Task objective. State how many lines contain "this", and write nothing except that count.

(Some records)
- - - - - - -

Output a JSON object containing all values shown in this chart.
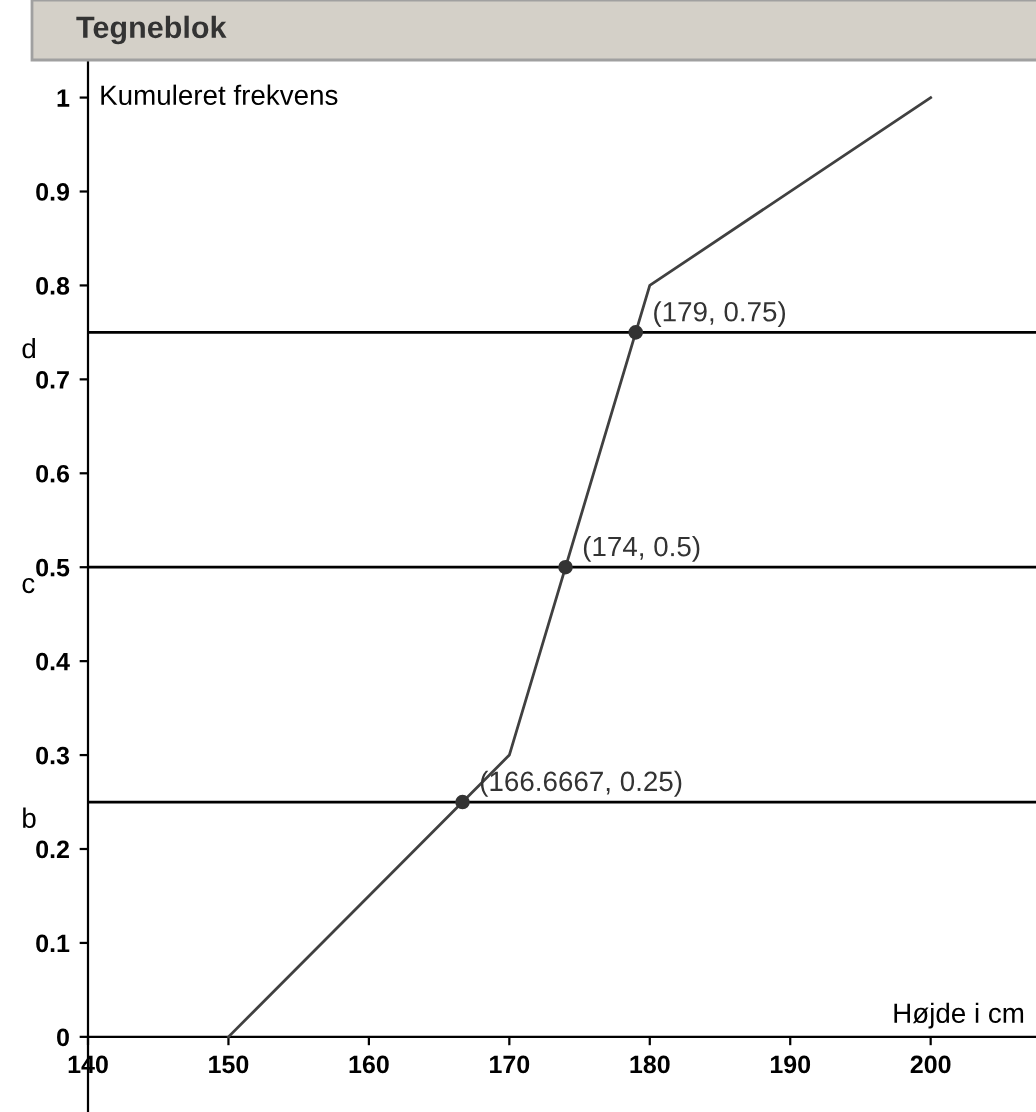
{
  "chart_data": {
    "type": "line",
    "title": "Tegneblok",
    "ylabel": "Kumuleret frekvens",
    "xlabel": "Højde i cm",
    "series": [
      {
        "x": [
          150,
          170,
          180,
          200
        ],
        "values": [
          0,
          0.3,
          0.8,
          1
        ],
        "color": "#404040"
      },
      {
        "type": "scatter",
        "x": [
          166.6667,
          174,
          179
        ],
        "values": [
          0.25,
          0.5,
          0.75
        ],
        "color": "#333333"
      }
    ],
    "annotations": [
      {
        "text": "(166.6667, 0.25)",
        "x": 166.6667,
        "y": 0.25
      },
      {
        "text": "(174, 0.5)",
        "x": 174,
        "y": 0.5
      },
      {
        "text": "(179, 0.75)",
        "x": 179,
        "y": 0.75
      }
    ],
    "ref_lines": [
      {
        "axis": "y",
        "value": 0.25,
        "label": "b",
        "color": "#000000"
      },
      {
        "axis": "y",
        "value": 0.5,
        "label": "c",
        "color": "#000000"
      },
      {
        "axis": "y",
        "value": 0.75,
        "label": "d",
        "color": "#000000"
      }
    ],
    "xlim": [
      140,
      207.5
    ],
    "ylim": [
      -0.08,
      1.04
    ],
    "xticks": [
      140,
      150,
      160,
      170,
      180,
      190,
      200
    ],
    "yticks": [
      0,
      0.1,
      0.2,
      0.3,
      0.4,
      0.5,
      0.6,
      0.7,
      0.8,
      0.9,
      1
    ],
    "grid": false,
    "legend": false
  }
}
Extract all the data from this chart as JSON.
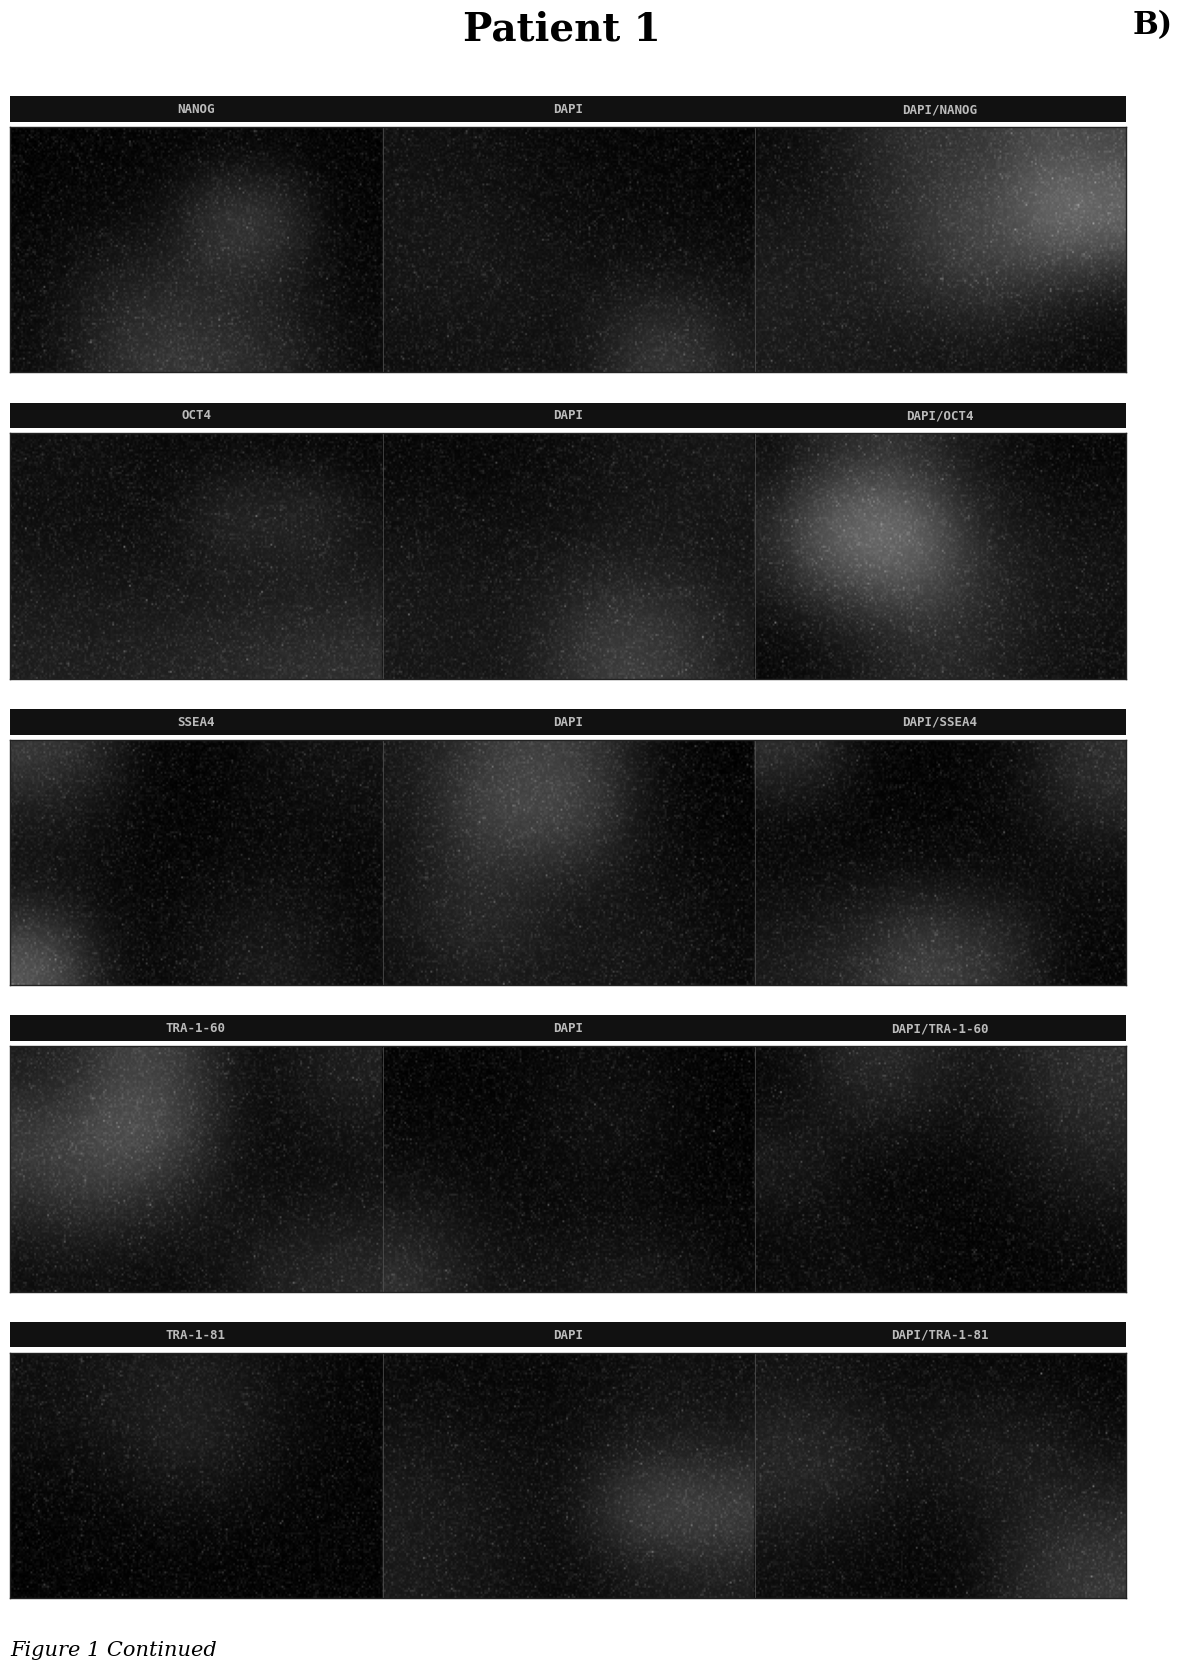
{
  "title": "Patient 1",
  "panel_label": "B)",
  "figure_caption": "Figure 1 Continued",
  "rows": [
    {
      "labels": [
        "NANOG",
        "DAPI",
        "DAPI/NANOG"
      ]
    },
    {
      "labels": [
        "OCT4",
        "DAPI",
        "DAPI/OCT4"
      ]
    },
    {
      "labels": [
        "SSEA4",
        "DAPI",
        "DAPI/SSEA4"
      ]
    },
    {
      "labels": [
        "TRA-1-60",
        "DAPI",
        "DAPI/TRA-1-60"
      ]
    },
    {
      "labels": [
        "TRA-1-81",
        "DAPI",
        "DAPI/TRA-1-81"
      ]
    }
  ],
  "label_bar_color": "#111111",
  "label_text_color": "#bbbbbb",
  "label_fontsize": 9,
  "title_fontsize": 28,
  "panel_label_fontsize": 22,
  "caption_fontsize": 15,
  "bg_color": "#ffffff",
  "image_seed": 42
}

- - - - - - -

Response. 2